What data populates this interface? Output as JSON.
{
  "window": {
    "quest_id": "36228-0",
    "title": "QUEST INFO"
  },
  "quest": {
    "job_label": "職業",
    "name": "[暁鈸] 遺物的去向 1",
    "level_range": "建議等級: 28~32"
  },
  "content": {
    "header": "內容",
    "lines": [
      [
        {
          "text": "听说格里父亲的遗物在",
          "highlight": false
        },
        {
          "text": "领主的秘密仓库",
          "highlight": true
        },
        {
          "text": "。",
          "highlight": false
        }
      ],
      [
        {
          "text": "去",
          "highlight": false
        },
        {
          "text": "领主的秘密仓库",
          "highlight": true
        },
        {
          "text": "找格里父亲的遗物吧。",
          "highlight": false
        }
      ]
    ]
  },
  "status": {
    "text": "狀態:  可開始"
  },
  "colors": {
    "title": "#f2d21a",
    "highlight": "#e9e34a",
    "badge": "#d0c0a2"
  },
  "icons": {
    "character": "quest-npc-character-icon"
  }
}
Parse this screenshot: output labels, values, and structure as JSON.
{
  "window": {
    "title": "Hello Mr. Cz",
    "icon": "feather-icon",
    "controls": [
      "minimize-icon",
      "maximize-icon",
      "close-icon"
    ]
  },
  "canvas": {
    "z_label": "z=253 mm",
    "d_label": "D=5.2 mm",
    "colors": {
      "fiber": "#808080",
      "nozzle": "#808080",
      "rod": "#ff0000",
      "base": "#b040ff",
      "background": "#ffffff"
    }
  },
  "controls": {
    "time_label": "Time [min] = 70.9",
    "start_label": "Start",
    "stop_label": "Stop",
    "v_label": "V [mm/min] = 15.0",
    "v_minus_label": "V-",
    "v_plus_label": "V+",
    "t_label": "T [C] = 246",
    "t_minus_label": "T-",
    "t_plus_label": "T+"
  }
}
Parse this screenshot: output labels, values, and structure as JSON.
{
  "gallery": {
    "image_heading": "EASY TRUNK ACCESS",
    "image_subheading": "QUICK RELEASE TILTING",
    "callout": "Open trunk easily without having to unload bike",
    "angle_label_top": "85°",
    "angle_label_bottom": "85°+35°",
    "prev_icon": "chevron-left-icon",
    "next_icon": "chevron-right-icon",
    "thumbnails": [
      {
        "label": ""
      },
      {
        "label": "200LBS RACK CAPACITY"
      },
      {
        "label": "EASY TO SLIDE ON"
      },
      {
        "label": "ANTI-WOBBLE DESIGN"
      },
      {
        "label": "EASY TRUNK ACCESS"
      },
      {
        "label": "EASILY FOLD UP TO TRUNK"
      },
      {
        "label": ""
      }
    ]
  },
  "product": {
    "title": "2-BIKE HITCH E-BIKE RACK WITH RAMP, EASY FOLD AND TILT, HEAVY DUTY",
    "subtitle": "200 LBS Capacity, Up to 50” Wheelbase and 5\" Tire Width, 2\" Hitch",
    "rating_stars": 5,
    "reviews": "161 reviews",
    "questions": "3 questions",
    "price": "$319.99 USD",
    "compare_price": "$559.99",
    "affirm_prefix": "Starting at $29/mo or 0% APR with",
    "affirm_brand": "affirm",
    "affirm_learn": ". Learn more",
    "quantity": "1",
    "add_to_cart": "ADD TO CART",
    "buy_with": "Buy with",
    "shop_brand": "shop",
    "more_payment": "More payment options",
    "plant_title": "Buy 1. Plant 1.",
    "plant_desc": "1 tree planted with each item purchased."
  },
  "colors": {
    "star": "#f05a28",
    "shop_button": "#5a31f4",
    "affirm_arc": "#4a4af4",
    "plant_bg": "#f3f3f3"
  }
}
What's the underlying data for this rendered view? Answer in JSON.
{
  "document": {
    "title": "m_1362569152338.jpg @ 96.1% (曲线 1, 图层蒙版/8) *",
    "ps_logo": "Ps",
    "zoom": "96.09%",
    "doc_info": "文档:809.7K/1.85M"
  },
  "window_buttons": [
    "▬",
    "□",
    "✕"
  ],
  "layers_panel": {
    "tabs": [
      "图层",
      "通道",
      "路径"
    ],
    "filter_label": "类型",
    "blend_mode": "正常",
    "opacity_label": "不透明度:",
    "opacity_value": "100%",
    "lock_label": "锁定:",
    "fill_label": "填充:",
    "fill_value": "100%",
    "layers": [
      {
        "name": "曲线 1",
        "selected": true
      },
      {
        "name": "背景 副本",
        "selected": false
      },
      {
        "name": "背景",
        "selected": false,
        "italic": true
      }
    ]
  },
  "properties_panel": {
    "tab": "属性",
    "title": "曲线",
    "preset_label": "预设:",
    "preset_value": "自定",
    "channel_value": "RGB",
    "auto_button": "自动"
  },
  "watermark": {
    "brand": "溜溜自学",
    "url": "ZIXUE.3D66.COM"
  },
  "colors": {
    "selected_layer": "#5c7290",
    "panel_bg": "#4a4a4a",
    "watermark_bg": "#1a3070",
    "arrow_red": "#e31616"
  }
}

_Task goal_
Count every line of the material above that holds the string "data", then state only the total.

_Correct answer_
2